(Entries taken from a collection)

— Begin —

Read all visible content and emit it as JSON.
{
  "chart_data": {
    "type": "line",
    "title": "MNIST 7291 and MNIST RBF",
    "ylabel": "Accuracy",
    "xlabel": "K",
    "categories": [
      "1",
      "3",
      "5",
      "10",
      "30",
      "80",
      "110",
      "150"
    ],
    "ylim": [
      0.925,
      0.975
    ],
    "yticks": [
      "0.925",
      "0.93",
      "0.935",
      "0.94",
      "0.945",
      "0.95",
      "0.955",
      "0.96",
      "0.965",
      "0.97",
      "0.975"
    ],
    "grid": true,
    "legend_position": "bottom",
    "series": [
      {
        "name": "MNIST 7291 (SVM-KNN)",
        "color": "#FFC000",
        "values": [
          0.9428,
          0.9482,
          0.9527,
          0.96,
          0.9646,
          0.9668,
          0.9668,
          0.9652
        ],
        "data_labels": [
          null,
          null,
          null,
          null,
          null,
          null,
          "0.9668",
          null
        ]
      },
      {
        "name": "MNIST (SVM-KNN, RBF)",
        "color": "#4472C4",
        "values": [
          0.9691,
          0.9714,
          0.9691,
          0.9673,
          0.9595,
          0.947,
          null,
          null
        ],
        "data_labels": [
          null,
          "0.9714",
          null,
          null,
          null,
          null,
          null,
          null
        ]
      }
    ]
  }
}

— End —

§ **BRIEF**
Your task is to retype all of the records exactly.

§ **ANSWER FOR THIS EXERCISE**
Read all visible content and emit it as JSON.
{
  "chart_data": {
    "type": "line",
    "title": "MNIST 7291 and MNIST RBF",
    "ylabel": "Accuracy",
    "xlabel": "K",
    "categories": [
      "1",
      "3",
      "5",
      "10",
      "30",
      "80",
      "110",
      "150"
    ],
    "ylim": [
      0.925,
      0.975
    ],
    "yticks": [
      "0.925",
      "0.93",
      "0.935",
      "0.94",
      "0.945",
      "0.95",
      "0.955",
      "0.96",
      "0.965",
      "0.97",
      "0.975"
    ],
    "grid": true,
    "legend_position": "bottom",
    "series": [
      {
        "name": "MNIST 7291 (SVM-KNN)",
        "color": "#FFC000",
        "values": [
          0.9428,
          0.9482,
          0.9527,
          0.96,
          0.9646,
          0.9668,
          0.9668,
          0.9652
        ],
        "data_labels": [
          null,
          null,
          null,
          null,
          null,
          null,
          "0.9668",
          null
        ]
      },
      {
        "name": "MNIST (SVM-KNN, RBF)",
        "color": "#4472C4",
        "values": [
          0.9691,
          0.9714,
          0.9691,
          0.9673,
          0.9595,
          0.947,
          null,
          null
        ],
        "data_labels": [
          null,
          "0.9714",
          null,
          null,
          null,
          null,
          null,
          null
        ]
      }
    ]
  }
}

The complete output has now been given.